(Figure dataset records)
━━━━━━━━━━━━━━━━━━━━━━━━━━━━━━
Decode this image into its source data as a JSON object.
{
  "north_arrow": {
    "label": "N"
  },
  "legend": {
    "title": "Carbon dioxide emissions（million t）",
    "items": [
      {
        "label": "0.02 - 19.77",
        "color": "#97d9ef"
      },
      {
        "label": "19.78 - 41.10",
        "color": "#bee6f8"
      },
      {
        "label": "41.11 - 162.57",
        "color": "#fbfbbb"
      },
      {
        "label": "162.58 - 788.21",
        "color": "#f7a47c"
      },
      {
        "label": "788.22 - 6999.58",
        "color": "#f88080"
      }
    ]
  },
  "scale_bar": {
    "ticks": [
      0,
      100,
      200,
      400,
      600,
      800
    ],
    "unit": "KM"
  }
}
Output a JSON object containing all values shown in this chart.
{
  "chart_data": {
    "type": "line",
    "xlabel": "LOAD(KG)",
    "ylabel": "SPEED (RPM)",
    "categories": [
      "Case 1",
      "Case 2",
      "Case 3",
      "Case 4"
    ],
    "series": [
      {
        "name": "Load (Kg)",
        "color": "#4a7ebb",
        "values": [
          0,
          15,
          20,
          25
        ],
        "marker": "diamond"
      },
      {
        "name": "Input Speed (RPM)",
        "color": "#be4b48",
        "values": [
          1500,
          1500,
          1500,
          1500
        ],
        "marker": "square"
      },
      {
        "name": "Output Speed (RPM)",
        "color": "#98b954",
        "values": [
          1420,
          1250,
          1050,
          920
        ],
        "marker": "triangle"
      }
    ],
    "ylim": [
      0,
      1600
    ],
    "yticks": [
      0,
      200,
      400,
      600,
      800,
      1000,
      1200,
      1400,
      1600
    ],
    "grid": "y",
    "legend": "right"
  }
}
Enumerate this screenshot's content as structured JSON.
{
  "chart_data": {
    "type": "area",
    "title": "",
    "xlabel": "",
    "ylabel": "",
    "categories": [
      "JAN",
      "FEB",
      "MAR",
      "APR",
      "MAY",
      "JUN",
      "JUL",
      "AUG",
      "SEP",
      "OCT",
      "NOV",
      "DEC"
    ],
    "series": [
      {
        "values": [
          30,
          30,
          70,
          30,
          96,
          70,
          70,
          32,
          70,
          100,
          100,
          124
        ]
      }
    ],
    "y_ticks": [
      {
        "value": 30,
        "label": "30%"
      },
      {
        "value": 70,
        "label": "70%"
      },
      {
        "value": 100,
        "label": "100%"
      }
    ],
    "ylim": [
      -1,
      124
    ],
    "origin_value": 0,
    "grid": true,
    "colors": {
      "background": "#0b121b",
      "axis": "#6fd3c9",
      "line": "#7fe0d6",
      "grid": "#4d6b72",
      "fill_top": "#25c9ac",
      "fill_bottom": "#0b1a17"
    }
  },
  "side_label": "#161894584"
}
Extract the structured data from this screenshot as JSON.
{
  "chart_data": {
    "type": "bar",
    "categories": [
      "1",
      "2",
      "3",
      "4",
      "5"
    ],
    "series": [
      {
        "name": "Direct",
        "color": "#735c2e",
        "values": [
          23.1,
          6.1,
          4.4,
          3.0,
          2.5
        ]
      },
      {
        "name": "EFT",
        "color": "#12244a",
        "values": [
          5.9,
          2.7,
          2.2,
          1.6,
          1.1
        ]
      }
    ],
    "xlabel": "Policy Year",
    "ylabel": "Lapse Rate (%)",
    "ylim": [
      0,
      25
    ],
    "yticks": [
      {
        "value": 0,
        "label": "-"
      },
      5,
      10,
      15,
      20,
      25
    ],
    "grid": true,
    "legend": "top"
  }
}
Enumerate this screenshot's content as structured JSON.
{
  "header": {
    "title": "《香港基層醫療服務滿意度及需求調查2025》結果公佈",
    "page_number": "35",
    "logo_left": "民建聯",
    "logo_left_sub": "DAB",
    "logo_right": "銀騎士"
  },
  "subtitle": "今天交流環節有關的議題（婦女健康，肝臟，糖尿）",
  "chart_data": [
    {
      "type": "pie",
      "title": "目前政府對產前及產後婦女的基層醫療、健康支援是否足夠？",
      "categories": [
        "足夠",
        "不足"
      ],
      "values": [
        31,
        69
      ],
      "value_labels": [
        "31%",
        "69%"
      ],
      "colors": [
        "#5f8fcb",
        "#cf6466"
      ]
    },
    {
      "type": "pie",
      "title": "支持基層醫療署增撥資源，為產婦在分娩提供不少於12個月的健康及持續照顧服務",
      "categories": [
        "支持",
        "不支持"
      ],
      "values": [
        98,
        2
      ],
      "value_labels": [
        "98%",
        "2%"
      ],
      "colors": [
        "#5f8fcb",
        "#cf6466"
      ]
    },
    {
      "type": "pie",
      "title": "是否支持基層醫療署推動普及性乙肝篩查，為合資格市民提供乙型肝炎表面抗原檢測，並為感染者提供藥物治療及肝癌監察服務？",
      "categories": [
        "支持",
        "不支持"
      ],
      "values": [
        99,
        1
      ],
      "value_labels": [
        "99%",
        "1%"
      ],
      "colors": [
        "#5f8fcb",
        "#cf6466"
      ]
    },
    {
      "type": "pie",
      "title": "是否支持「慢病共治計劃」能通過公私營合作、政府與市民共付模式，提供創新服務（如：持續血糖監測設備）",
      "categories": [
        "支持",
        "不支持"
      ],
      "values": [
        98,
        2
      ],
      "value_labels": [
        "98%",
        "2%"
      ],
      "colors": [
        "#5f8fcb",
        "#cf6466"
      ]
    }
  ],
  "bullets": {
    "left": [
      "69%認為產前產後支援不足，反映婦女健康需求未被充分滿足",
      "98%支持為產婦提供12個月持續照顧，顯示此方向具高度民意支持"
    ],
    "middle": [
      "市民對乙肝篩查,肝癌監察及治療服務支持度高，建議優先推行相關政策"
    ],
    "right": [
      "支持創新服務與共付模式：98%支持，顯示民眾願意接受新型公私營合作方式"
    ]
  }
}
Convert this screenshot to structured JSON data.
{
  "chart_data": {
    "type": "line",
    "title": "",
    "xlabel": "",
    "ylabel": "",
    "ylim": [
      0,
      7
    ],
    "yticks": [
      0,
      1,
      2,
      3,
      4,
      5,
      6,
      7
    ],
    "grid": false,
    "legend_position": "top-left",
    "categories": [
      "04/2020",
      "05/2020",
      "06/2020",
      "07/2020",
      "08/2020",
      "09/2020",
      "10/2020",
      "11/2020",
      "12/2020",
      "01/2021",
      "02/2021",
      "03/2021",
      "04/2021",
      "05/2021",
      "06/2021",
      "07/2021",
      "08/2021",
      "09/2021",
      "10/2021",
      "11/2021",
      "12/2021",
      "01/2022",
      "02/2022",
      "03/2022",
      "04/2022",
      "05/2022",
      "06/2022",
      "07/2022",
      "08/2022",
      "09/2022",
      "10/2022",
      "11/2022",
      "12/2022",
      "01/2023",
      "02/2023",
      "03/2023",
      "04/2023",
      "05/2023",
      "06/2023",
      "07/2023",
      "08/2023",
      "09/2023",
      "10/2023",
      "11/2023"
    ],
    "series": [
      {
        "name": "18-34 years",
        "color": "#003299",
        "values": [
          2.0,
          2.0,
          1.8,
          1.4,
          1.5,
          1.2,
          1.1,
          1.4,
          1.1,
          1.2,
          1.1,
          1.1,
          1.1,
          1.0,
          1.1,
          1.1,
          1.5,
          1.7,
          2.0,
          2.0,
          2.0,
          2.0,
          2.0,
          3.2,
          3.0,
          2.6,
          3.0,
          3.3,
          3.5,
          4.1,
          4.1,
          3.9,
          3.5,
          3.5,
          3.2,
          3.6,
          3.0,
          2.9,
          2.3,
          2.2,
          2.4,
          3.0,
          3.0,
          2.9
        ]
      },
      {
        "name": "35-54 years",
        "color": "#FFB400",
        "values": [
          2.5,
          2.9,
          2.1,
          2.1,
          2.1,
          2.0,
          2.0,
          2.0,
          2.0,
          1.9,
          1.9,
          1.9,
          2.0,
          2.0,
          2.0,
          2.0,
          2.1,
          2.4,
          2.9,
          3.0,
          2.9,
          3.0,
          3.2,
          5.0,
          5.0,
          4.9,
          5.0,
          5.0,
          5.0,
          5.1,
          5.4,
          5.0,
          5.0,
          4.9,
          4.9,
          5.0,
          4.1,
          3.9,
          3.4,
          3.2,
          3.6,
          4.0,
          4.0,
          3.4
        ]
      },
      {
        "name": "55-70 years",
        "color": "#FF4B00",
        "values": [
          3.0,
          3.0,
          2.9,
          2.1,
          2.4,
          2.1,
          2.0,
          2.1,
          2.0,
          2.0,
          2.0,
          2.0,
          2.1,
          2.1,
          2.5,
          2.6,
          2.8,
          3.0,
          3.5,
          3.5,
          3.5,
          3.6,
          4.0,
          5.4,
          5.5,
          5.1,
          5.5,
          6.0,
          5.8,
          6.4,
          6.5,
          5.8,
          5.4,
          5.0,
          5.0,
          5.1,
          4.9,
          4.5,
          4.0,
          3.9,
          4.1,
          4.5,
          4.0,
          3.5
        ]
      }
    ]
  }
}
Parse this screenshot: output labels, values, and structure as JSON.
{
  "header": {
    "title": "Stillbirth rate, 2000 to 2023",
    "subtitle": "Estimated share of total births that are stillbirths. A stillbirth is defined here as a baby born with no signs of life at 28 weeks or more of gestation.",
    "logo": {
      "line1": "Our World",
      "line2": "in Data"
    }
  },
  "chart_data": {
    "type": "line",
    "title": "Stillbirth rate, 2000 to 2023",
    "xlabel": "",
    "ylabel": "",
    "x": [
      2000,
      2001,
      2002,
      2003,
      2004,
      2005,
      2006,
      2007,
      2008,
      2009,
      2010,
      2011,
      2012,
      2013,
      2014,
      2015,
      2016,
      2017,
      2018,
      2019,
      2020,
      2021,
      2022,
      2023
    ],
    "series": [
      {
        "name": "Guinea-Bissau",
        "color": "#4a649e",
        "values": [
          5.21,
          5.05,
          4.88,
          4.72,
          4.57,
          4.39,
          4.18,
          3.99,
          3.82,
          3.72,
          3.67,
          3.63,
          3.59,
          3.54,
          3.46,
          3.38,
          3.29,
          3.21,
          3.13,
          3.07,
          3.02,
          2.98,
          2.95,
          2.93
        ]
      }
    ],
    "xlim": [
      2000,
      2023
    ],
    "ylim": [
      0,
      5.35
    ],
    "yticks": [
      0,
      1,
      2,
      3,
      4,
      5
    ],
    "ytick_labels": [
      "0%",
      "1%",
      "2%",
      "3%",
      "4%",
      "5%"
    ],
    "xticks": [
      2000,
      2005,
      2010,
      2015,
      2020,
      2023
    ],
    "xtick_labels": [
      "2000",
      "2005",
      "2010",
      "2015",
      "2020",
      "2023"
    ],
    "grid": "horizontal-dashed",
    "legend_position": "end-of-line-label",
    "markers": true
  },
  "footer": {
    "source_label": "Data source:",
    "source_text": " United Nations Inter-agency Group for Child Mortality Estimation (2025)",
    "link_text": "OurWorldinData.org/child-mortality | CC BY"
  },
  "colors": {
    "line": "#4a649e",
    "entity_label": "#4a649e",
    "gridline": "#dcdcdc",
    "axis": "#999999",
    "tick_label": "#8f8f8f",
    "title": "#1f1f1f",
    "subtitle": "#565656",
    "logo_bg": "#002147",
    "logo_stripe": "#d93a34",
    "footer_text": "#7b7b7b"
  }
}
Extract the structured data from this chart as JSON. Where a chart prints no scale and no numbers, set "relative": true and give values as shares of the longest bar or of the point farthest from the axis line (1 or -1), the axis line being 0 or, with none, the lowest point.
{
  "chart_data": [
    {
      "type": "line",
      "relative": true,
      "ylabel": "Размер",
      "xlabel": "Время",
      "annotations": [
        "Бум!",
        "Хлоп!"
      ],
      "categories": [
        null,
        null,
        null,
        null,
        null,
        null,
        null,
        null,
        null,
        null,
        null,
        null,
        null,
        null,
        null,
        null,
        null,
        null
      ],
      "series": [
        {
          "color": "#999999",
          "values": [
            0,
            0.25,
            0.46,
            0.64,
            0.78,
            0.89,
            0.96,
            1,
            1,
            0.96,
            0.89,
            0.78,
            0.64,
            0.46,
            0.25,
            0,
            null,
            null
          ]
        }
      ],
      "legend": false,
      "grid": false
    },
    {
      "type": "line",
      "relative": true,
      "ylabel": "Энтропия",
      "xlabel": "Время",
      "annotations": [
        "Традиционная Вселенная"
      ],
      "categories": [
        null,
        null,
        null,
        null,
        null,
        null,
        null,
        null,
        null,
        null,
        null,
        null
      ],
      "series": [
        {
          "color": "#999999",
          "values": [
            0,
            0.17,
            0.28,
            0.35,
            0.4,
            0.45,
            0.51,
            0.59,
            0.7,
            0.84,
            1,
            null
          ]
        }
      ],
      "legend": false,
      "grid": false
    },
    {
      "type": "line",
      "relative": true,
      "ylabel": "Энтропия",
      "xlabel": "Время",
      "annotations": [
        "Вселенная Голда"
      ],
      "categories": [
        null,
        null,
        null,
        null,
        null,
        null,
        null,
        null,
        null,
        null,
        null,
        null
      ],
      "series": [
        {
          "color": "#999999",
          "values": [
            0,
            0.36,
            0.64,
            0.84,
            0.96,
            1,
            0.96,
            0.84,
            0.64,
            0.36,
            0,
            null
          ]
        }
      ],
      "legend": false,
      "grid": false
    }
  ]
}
━━━━━━━━━━━━━━━━━━━━━━━━━━━━━━
» OBJECTIVE
Pick out the lines above that hold the string "screenshot" and show them.

» FULL OUTPUT
Enumerate this screenshot's content as structured JSON.
Extract the structured data from this screenshot as JSON.
Enumerate this screenshot's content as structured JSON.
Convert this screenshot to structured JSON data.
Parse this screenshot: output labels, values, and structure as JSON.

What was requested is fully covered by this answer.